#### The problem
Reproduce the entries below, swapping every occurrence of "candle-body" for "candlestick-body" and keeping everything else unchanged.

+ + + +

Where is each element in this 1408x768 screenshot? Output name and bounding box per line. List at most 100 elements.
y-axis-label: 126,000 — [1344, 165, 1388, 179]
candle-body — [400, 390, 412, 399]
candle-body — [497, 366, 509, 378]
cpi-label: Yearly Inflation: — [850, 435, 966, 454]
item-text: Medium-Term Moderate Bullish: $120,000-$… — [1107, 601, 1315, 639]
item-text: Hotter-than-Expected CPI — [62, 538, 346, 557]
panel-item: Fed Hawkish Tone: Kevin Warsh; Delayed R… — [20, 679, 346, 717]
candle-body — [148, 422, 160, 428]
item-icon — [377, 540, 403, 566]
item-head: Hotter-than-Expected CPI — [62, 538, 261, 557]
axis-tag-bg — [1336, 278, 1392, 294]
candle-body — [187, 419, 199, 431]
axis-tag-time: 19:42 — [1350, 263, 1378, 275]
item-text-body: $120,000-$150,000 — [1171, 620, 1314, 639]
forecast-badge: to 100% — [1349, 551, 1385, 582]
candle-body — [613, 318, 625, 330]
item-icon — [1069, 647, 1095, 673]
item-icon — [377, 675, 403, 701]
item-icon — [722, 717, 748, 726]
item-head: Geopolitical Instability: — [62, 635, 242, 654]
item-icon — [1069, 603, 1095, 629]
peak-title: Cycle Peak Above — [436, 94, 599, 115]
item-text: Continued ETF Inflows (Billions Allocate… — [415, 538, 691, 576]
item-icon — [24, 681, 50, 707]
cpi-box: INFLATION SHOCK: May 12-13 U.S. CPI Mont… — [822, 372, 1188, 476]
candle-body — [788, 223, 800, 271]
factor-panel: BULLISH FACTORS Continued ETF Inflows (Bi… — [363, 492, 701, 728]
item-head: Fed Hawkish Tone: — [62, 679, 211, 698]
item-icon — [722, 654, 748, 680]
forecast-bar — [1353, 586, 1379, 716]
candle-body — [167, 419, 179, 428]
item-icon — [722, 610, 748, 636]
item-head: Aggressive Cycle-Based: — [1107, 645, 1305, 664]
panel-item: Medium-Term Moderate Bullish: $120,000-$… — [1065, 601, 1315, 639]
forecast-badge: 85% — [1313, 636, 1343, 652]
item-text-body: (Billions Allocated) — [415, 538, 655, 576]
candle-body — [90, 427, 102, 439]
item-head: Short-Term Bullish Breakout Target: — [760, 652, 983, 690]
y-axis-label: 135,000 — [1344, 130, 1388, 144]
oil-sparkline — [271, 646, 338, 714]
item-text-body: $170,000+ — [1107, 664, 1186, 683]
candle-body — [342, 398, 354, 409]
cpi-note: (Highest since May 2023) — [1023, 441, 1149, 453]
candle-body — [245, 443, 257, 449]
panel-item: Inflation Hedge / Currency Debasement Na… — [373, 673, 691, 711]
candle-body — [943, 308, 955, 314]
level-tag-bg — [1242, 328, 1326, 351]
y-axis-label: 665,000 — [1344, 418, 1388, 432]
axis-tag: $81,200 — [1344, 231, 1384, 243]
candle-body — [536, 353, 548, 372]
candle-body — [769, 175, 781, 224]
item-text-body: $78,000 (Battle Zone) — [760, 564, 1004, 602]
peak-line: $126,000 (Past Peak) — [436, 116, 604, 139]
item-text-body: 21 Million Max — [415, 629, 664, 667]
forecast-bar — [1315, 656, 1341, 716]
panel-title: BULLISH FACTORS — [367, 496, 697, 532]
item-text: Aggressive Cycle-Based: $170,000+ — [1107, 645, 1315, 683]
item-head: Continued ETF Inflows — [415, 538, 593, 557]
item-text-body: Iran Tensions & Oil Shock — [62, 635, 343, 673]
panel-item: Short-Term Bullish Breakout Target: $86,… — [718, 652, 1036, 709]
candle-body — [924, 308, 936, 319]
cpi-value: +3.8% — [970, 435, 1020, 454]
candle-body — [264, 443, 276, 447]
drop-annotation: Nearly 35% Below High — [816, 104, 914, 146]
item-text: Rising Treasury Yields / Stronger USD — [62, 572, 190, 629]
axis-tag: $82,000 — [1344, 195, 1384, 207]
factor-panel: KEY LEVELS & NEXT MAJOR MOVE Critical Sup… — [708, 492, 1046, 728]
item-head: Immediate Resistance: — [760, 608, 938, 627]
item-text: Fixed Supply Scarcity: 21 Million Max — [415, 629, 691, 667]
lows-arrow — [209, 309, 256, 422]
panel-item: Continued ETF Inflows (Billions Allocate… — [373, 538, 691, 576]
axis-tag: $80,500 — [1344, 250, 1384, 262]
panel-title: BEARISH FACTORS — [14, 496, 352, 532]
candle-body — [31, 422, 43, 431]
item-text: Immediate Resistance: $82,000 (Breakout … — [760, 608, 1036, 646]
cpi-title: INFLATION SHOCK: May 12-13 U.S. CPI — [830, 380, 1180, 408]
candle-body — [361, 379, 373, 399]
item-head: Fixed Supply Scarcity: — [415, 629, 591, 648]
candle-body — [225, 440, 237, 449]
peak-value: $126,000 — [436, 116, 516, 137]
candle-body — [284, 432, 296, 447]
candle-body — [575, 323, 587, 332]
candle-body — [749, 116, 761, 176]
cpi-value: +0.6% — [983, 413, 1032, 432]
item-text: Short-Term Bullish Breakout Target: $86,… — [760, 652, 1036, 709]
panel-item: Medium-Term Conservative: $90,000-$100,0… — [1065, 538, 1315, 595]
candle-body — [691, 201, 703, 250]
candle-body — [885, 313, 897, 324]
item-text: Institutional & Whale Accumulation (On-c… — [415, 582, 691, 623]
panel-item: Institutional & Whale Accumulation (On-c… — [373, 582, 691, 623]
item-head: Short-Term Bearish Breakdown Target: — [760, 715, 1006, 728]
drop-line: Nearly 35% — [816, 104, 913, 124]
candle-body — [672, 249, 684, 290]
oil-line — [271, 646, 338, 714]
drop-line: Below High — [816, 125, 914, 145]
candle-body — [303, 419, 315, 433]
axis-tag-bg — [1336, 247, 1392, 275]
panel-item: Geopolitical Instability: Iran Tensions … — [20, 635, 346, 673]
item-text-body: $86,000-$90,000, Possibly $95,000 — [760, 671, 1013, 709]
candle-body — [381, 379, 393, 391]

+ + + +

#### Answer in full
Where is each element in this 1408x768 screenshot? Output name and bounding box per line. List at most 100 elements.
y-axis-label: 126,000 — [1344, 165, 1388, 179]
candlestick-body — [400, 390, 412, 399]
candlestick-body — [497, 366, 509, 378]
cpi-label: Yearly Inflation: — [850, 435, 966, 454]
item-text: Medium-Term Moderate Bullish: $120,000-$… — [1107, 601, 1315, 639]
item-text: Hotter-than-Expected CPI — [62, 538, 346, 557]
panel-item: Fed Hawkish Tone: Kevin Warsh; Delayed R… — [20, 679, 346, 717]
candlestick-body — [148, 422, 160, 428]
item-icon — [377, 540, 403, 566]
item-head: Hotter-than-Expected CPI — [62, 538, 261, 557]
axis-tag-bg — [1336, 278, 1392, 294]
candlestick-body — [187, 419, 199, 431]
axis-tag-time: 19:42 — [1350, 263, 1378, 275]
item-text-body: $120,000-$150,000 — [1171, 620, 1314, 639]
forecast-badge: to 100% — [1349, 551, 1385, 582]
candlestick-body — [613, 318, 625, 330]
item-icon — [1069, 647, 1095, 673]
item-icon — [377, 675, 403, 701]
item-icon — [722, 717, 748, 726]
item-head: Geopolitical Instability: — [62, 635, 242, 654]
item-icon — [1069, 603, 1095, 629]
peak-title: Cycle Peak Above — [436, 94, 599, 115]
item-text: Continued ETF Inflows (Billions Allocate… — [415, 538, 691, 576]
item-icon — [24, 681, 50, 707]
cpi-box: INFLATION SHOCK: May 12-13 U.S. CPI Mont… — [822, 372, 1188, 476]
candlestick-body — [788, 223, 800, 271]
factor-panel: BULLISH FACTORS Continued ETF Inflows (Bi… — [363, 492, 701, 728]
item-head: Fed Hawkish Tone: — [62, 679, 211, 698]
item-icon — [722, 654, 748, 680]
forecast-bar — [1353, 586, 1379, 716]
candlestick-body — [167, 419, 179, 428]
item-icon — [722, 610, 748, 636]
item-head: Aggressive Cycle-Based: — [1107, 645, 1305, 664]
panel-item: Medium-Term Moderate Bullish: $120,000-$… — [1065, 601, 1315, 639]
forecast-badge: 85% — [1313, 636, 1343, 652]
item-text-body: (Billions Allocated) — [415, 538, 655, 576]
candlestick-body — [90, 427, 102, 439]
item-head: Short-Term Bullish Breakout Target: — [760, 652, 983, 690]
y-axis-label: 135,000 — [1344, 130, 1388, 144]
oil-sparkline — [271, 646, 338, 714]
item-text-body: $170,000+ — [1107, 664, 1186, 683]
candlestick-body — [342, 398, 354, 409]
cpi-note: (Highest since May 2023) — [1023, 441, 1149, 453]
candlestick-body — [245, 443, 257, 449]
panel-item: Inflation Hedge / Currency Debasement Na… — [373, 673, 691, 711]
candlestick-body — [943, 308, 955, 314]
level-tag-bg — [1242, 328, 1326, 351]
y-axis-label: 665,000 — [1344, 418, 1388, 432]
axis-tag: $81,200 — [1344, 231, 1384, 243]
candlestick-body — [536, 353, 548, 372]
candlestick-body — [769, 175, 781, 224]
item-text-body: $78,000 (Battle Zone) — [760, 564, 1004, 602]
peak-line: $126,000 (Past Peak) — [436, 116, 604, 139]
item-text-body: 21 Million Max — [415, 629, 664, 667]
forecast-bar — [1315, 656, 1341, 716]
panel-title: BULLISH FACTORS — [367, 496, 697, 532]
item-text: Aggressive Cycle-Based: $170,000+ — [1107, 645, 1315, 683]
item-head: Continued ETF Inflows — [415, 538, 593, 557]
item-text-body: Iran Tensions & Oil Shock — [62, 635, 343, 673]
panel-item: Short-Term Bullish Breakout Target: $86,… — [718, 652, 1036, 709]
candlestick-body — [924, 308, 936, 319]
cpi-value: +3.8% — [970, 435, 1020, 454]
candlestick-body — [264, 443, 276, 447]
drop-annotation: Nearly 35% Below High — [816, 104, 914, 146]
item-text: Rising Treasury Yields / Stronger USD — [62, 572, 190, 629]
axis-tag: $82,000 — [1344, 195, 1384, 207]
factor-panel: KEY LEVELS & NEXT MAJOR MOVE Critical Sup… — [708, 492, 1046, 728]
item-head: Immediate Resistance: — [760, 608, 938, 627]
item-text: Fixed Supply Scarcity: 21 Million Max — [415, 629, 691, 667]
lows-arrow — [209, 309, 256, 422]
panel-item: Continued ETF Inflows (Billions Allocate… — [373, 538, 691, 576]
axis-tag: $80,500 — [1344, 250, 1384, 262]
panel-title: BEARISH FACTORS — [14, 496, 352, 532]
candlestick-body — [31, 422, 43, 431]
item-text: Immediate Resistance: $82,000 (Breakout … — [760, 608, 1036, 646]
cpi-title: INFLATION SHOCK: May 12-13 U.S. CPI — [830, 380, 1180, 408]
candlestick-body — [361, 379, 373, 399]
item-head: Fixed Supply Scarcity: — [415, 629, 591, 648]
candlestick-body — [225, 440, 237, 449]
peak-value: $126,000 — [436, 116, 516, 137]
candlestick-body — [284, 432, 296, 447]
candlestick-body — [575, 323, 587, 332]
candlestick-body — [749, 116, 761, 176]
cpi-value: +0.6% — [983, 413, 1032, 432]
item-text: Short-Term Bullish Breakout Target: $86,… — [760, 652, 1036, 709]
panel-item: Medium-Term Conservative: $90,000-$100,0… — [1065, 538, 1315, 595]
candlestick-body — [691, 201, 703, 250]
candlestick-body — [885, 313, 897, 324]
item-text: Institutional & Whale Accumulation (On-c… — [415, 582, 691, 623]
panel-item: Institutional & Whale Accumulation (On-c… — [373, 582, 691, 623]
item-head: Short-Term Bearish Breakdown Target: — [760, 715, 1006, 728]
drop-line: Nearly 35% — [816, 104, 913, 124]
candlestick-body — [672, 249, 684, 290]
oil-line — [271, 646, 338, 714]
drop-line: Below High — [816, 125, 914, 145]
candlestick-body — [303, 419, 315, 433]
axis-tag-bg — [1336, 247, 1392, 275]
panel-item: Geopolitical Instability: Iran Tensions … — [20, 635, 346, 673]
item-text-body: $86,000-$90,000, Possibly $95,000 — [760, 671, 1013, 709]
candlestick-body — [381, 379, 393, 391]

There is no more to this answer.